Identify the lines that contain the word "MoO₃" and copy each one.

[start of SUPPLIED RECORDS]

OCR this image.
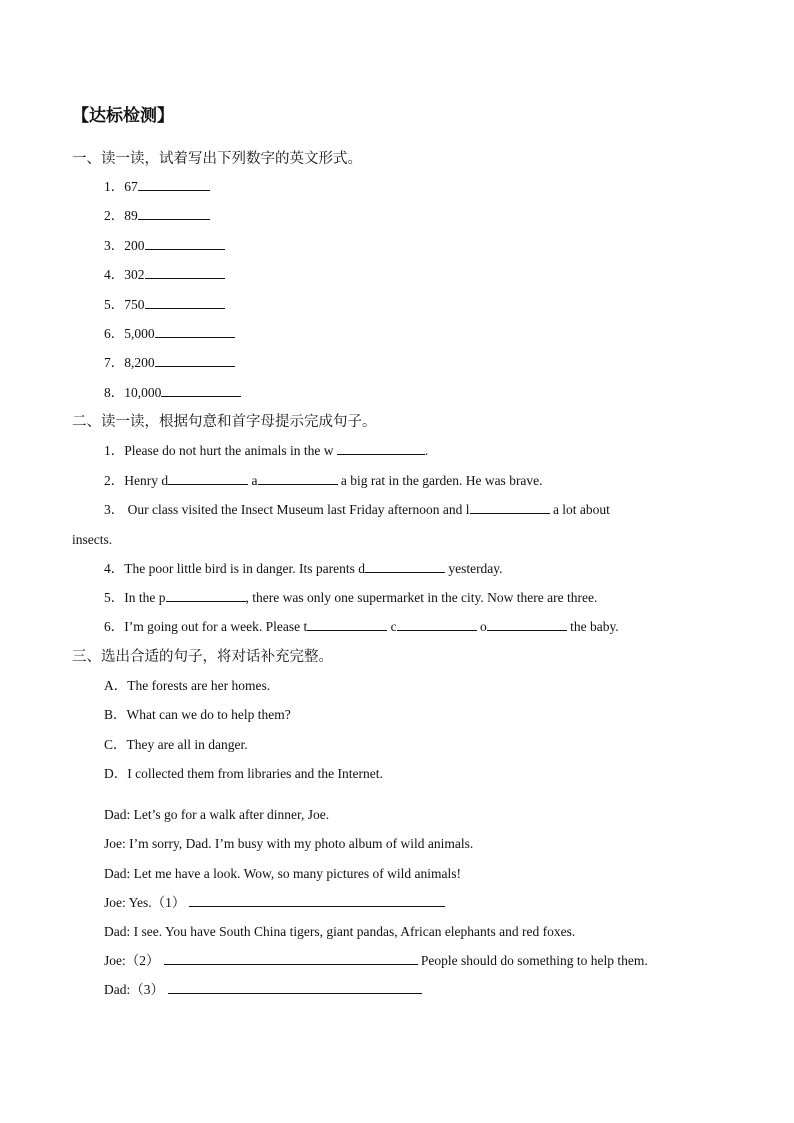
【达标检测】
一、读一读，试着写出下列数字的英文形式。
1．67
2．89
3．200
4．302
5．750
6．5,000
7．8,200
8．10,000
二、读一读，根据句意和首字母提示完成句子。
1．Please do not hurt the animals in the w	.
2．Henry d	a	a big rat in the garden. He was brave.
3． Our class visited the Insect Museum last Friday afternoon and l	a lot about
insects.
4．The poor little bird is in danger. Its parents d	yesterday.
5．In the p	, there was only one supermarket in the city. Now there are three.
6．I’m going out for a week. Please t	c	o	the baby.
三、选出合适的句子，将对话补充完整。
A．The forests are her homes.
B．What can we do to help them?
C．They are all in danger.
D．I collected them from libraries and the Internet.
Dad: Let’s go for a walk after dinner, Joe.
Joe: I’m sorry, Dad. I’m busy with my photo album of wild animals.
Dad: Let me have a look. Wow, so many pictures of wild animals!
Joe: Yes.（1）
Dad: I see. You have South China tigers, giant pandas, African elephants and red foxes.
Joe:（2）	People should do something to help them.
Dad:（3）
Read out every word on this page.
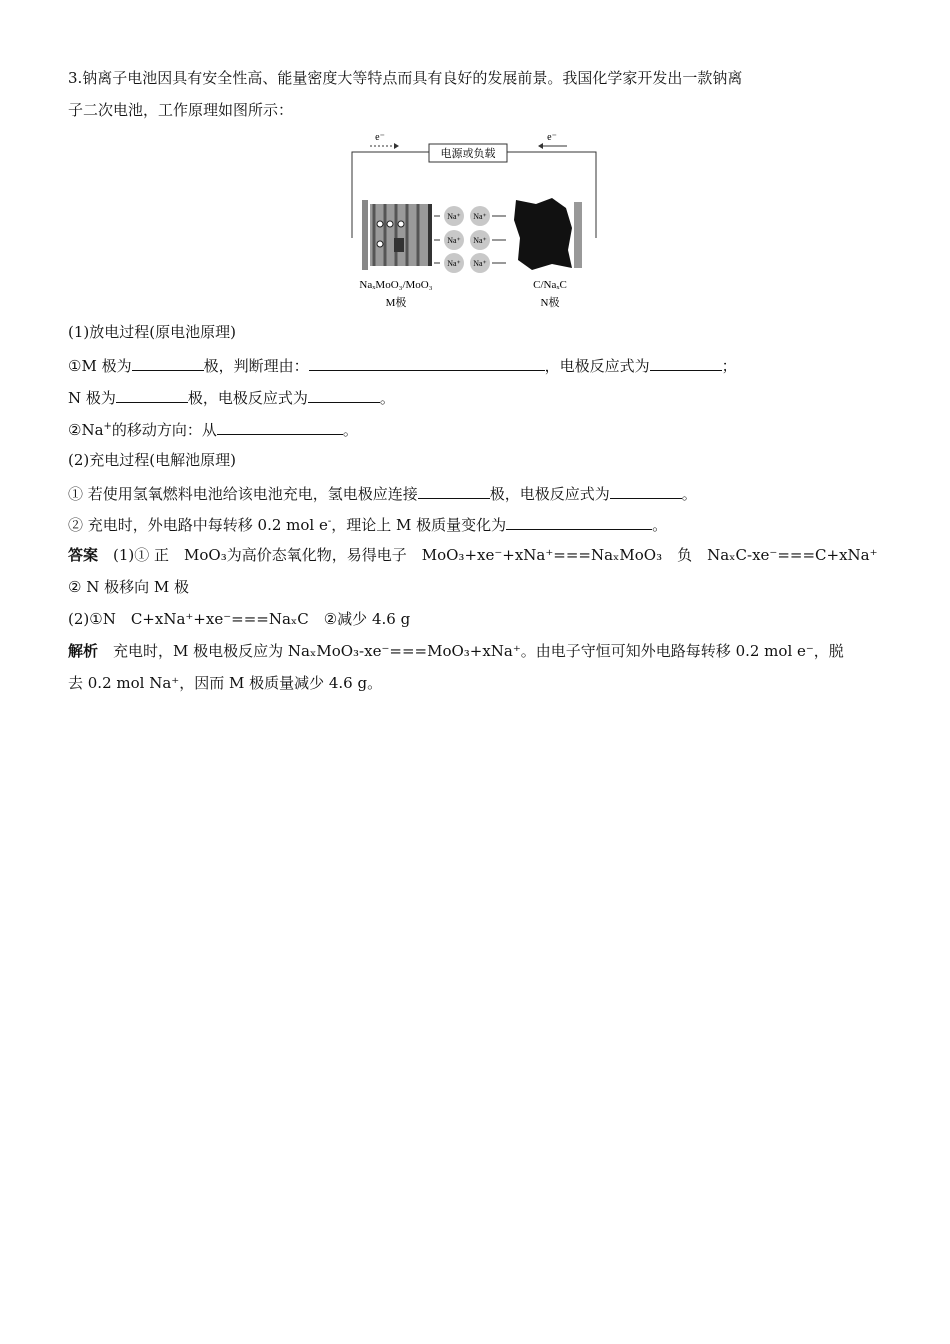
3.钠离子电池因具有安全性高、能量密度大等特点而具有良好的发展前景。我国化学家开发出一款钠离
子二次电池，工作原理如图所示：
电源或负载
e⁻	e⁻
Na⁺ Na⁺
Na⁺ Na⁺
Na⁺ Na⁺
NaₓMoO₃/MoO₃
M极
C/NaₓC
N极
(1)放电过程(原电池原理)
①M 极为	极，判断理由：	，电极反应式为	；
N 极为	极，电极反应式为	。
②Na+的移动方向：从	。
(2)充电过程(电解池原理)
① 若使用氢氧燃料电池给该电池充电，氢电极应连接	极，电极反应式为	。
② 充电时，外电路中每转移 0.2 mol e-，理论上 M 极质量变化为	。
答案　 (1)① 正　MoO₃为高价态氧化物，易得电子　MoO₃+xe⁻+xNa⁺===NaₓMoO₃　负　NaₓC-xe⁻===C+xNa⁺
② N 极移向 M 极
(2)①N　C+xNa⁺+xe⁻===NaₓC　②减少 4.6 g
解析　 充电时，M 极电极反应为 NaₓMoO₃-xe⁻===MoO₃+xNa⁺。由电子守恒可知外电路每转移 0.2 mol e⁻，脱
去 0.2 mol Na⁺，因而 M 极质量减少 4.6 g。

[end of SUPPLIED RECORDS]

◆ RESULT OF THE EXERCISE ◆
NaₓMoO₃/MoO₃
答案　 (1)① 正　MoO₃为高价态氧化物，易得电子　MoO₃+xe⁻+xNa⁺===NaₓMoO₃　负　NaₓC-xe⁻===C+xNa⁺
解析　 充电时，M 极电极反应为 NaₓMoO₃-xe⁻===MoO₃+xNa⁺。由电子守恒可知外电路每转移 0.2 mol e⁻，脱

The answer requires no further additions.